EXERCISE PROMPT: Transcribe every line, keeping it exact.

* start PROVIDED RECORDS *

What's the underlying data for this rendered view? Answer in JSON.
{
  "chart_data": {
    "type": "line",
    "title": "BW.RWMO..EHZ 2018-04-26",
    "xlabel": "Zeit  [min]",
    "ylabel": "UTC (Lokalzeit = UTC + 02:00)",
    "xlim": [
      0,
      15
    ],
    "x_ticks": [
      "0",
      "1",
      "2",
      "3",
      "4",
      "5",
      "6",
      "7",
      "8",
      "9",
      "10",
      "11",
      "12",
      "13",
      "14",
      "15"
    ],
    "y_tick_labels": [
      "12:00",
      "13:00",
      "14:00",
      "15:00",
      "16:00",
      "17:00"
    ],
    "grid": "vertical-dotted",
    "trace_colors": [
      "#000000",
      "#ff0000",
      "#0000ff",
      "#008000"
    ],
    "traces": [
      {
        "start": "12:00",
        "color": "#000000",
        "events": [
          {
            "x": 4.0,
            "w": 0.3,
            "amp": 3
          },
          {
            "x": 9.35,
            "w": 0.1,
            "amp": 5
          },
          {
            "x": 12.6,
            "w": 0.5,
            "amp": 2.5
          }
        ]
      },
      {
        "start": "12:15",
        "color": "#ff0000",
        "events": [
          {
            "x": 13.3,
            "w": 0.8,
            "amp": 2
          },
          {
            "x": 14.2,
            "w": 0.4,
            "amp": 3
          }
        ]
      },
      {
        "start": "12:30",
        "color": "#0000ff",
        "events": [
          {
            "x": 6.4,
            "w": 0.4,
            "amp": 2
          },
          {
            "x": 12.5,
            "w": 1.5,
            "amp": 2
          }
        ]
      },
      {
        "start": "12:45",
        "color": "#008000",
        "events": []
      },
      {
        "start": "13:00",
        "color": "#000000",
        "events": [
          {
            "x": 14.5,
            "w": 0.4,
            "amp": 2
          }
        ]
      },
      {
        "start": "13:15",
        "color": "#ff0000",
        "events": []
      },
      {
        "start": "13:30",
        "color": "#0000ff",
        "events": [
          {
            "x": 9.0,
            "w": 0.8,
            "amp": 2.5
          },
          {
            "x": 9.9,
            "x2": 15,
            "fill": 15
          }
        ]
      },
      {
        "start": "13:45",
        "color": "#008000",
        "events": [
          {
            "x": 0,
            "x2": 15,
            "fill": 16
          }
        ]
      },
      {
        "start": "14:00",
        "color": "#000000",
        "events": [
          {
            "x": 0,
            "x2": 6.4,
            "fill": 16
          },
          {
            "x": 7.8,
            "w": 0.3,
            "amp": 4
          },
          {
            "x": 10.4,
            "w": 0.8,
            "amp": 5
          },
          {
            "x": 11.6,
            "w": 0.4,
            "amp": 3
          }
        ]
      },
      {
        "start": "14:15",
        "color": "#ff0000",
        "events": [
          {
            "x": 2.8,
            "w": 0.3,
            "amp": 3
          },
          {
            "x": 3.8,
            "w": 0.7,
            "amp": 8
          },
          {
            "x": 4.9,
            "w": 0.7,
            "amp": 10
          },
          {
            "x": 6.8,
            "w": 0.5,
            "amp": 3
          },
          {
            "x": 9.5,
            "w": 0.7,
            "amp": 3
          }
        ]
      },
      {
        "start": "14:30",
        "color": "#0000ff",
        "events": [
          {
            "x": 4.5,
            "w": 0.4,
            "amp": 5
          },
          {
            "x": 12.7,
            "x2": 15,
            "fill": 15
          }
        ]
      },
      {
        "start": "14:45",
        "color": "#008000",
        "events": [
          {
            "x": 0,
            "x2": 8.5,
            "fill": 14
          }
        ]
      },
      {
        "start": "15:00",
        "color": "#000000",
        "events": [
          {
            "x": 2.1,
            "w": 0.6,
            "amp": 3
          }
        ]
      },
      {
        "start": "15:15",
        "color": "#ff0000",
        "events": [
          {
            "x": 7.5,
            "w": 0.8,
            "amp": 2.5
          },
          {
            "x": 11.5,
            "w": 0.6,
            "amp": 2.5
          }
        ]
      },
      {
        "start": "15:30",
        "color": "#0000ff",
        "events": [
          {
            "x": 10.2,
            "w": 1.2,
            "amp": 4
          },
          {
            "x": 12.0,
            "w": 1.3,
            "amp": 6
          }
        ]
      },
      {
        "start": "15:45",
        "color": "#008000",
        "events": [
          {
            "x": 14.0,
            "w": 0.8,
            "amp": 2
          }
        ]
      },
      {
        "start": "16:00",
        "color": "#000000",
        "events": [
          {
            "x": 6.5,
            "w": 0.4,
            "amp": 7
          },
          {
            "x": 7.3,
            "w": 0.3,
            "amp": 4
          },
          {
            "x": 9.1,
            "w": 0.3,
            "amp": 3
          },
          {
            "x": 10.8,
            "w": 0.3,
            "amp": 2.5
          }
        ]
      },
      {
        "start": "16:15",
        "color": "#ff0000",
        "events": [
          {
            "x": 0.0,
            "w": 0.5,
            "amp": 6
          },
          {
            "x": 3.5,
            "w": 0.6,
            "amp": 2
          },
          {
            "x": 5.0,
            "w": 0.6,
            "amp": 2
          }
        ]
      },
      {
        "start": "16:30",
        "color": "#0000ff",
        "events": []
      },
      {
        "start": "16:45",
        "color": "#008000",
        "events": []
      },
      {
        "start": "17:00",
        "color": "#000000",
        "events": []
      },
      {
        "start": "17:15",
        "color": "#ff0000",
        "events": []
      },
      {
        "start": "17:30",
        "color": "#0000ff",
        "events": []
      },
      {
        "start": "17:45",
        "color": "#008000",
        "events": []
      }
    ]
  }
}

* end PROVIDED RECORDS *

WRITTEN ANSWER:
What's the underlying data for this rendered view? Answer in JSON.
{
  "chart_data": {
    "type": "line",
    "title": "BW.RWMO..EHZ 2018-04-26",
    "xlabel": "Zeit  [min]",
    "ylabel": "UTC (Lokalzeit = UTC + 02:00)",
    "xlim": [
      0,
      15
    ],
    "x_ticks": [
      "0",
      "1",
      "2",
      "3",
      "4",
      "5",
      "6",
      "7",
      "8",
      "9",
      "10",
      "11",
      "12",
      "13",
      "14",
      "15"
    ],
    "y_tick_labels": [
      "12:00",
      "13:00",
      "14:00",
      "15:00",
      "16:00",
      "17:00"
    ],
    "grid": "vertical-dotted",
    "trace_colors": [
      "#000000",
      "#ff0000",
      "#0000ff",
      "#008000"
    ],
    "traces": [
      {
        "start": "12:00",
        "color": "#000000",
        "events": [
          {
            "x": 4.0,
            "w": 0.3,
            "amp": 3
          },
          {
            "x": 9.35,
            "w": 0.1,
            "amp": 5
          },
          {
            "x": 12.6,
            "w": 0.5,
            "amp": 2.5
          }
        ]
      },
      {
        "start": "12:15",
        "color": "#ff0000",
        "events": [
          {
            "x": 13.3,
            "w": 0.8,
            "amp": 2
          },
          {
            "x": 14.2,
            "w": 0.4,
            "amp": 3
          }
        ]
      },
      {
        "start": "12:30",
        "color": "#0000ff",
        "events": [
          {
            "x": 6.4,
            "w": 0.4,
            "amp": 2
          },
          {
            "x": 12.5,
            "w": 1.5,
            "amp": 2
          }
        ]
      },
      {
        "start": "12:45",
        "color": "#008000",
        "events": []
      },
      {
        "start": "13:00",
        "color": "#000000",
        "events": [
          {
            "x": 14.5,
            "w": 0.4,
            "amp": 2
          }
        ]
      },
      {
        "start": "13:15",
        "color": "#ff0000",
        "events": []
      },
      {
        "start": "13:30",
        "color": "#0000ff",
        "events": [
          {
            "x": 9.0,
            "w": 0.8,
            "amp": 2.5
          },
          {
            "x": 9.9,
            "x2": 15,
            "fill": 15
          }
        ]
      },
      {
        "start": "13:45",
        "color": "#008000",
        "events": [
          {
            "x": 0,
            "x2": 15,
            "fill": 16
          }
        ]
      },
      {
        "start": "14:00",
        "color": "#000000",
        "events": [
          {
            "x": 0,
            "x2": 6.4,
            "fill": 16
          },
          {
            "x": 7.8,
            "w": 0.3,
            "amp": 4
          },
          {
            "x": 10.4,
            "w": 0.8,
            "amp": 5
          },
          {
            "x": 11.6,
            "w": 0.4,
            "amp": 3
          }
        ]
      },
      {
        "start": "14:15",
        "color": "#ff0000",
        "events": [
          {
            "x": 2.8,
            "w": 0.3,
            "amp": 3
          },
          {
            "x": 3.8,
            "w": 0.7,
            "amp": 8
          },
          {
            "x": 4.9,
            "w": 0.7,
            "amp": 10
          },
          {
            "x": 6.8,
            "w": 0.5,
            "amp": 3
          },
          {
            "x": 9.5,
            "w": 0.7,
            "amp": 3
          }
        ]
      },
      {
        "start": "14:30",
        "color": "#0000ff",
        "events": [
          {
            "x": 4.5,
            "w": 0.4,
            "amp": 5
          },
          {
            "x": 12.7,
            "x2": 15,
            "fill": 15
          }
        ]
      },
      {
        "start": "14:45",
        "color": "#008000",
        "events": [
          {
            "x": 0,
            "x2": 8.5,
            "fill": 14
          }
        ]
      },
      {
        "start": "15:00",
        "color": "#000000",
        "events": [
          {
            "x": 2.1,
            "w": 0.6,
            "amp": 3
          }
        ]
      },
      {
        "start": "15:15",
        "color": "#ff0000",
        "events": [
          {
            "x": 7.5,
            "w": 0.8,
            "amp": 2.5
          },
          {
            "x": 11.5,
            "w": 0.6,
            "amp": 2.5
          }
        ]
      },
      {
        "start": "15:30",
        "color": "#0000ff",
        "events": [
          {
            "x": 10.2,
            "w": 1.2,
            "amp": 4
          },
          {
            "x": 12.0,
            "w": 1.3,
            "amp": 6
          }
        ]
      },
      {
        "start": "15:45",
        "color": "#008000",
        "events": [
          {
            "x": 14.0,
            "w": 0.8,
            "amp": 2
          }
        ]
      },
      {
        "start": "16:00",
        "color": "#000000",
        "events": [
          {
            "x": 6.5,
            "w": 0.4,
            "amp": 7
          },
          {
            "x": 7.3,
            "w": 0.3,
            "amp": 4
          },
          {
            "x": 9.1,
            "w": 0.3,
            "amp": 3
          },
          {
            "x": 10.8,
            "w": 0.3,
            "amp": 2.5
          }
        ]
      },
      {
        "start": "16:15",
        "color": "#ff0000",
        "events": [
          {
            "x": 0.0,
            "w": 0.5,
            "amp": 6
          },
          {
            "x": 3.5,
            "w": 0.6,
            "amp": 2
          },
          {
            "x": 5.0,
            "w": 0.6,
            "amp": 2
          }
        ]
      },
      {
        "start": "16:30",
        "color": "#0000ff",
        "events": []
      },
      {
        "start": "16:45",
        "color": "#008000",
        "events": []
      },
      {
        "start": "17:00",
        "color": "#000000",
        "events": []
      },
      {
        "start": "17:15",
        "color": "#ff0000",
        "events": []
      },
      {
        "start": "17:30",
        "color": "#0000ff",
        "events": []
      },
      {
        "start": "17:45",
        "color": "#008000",
        "events": []
      }
    ]
  }
}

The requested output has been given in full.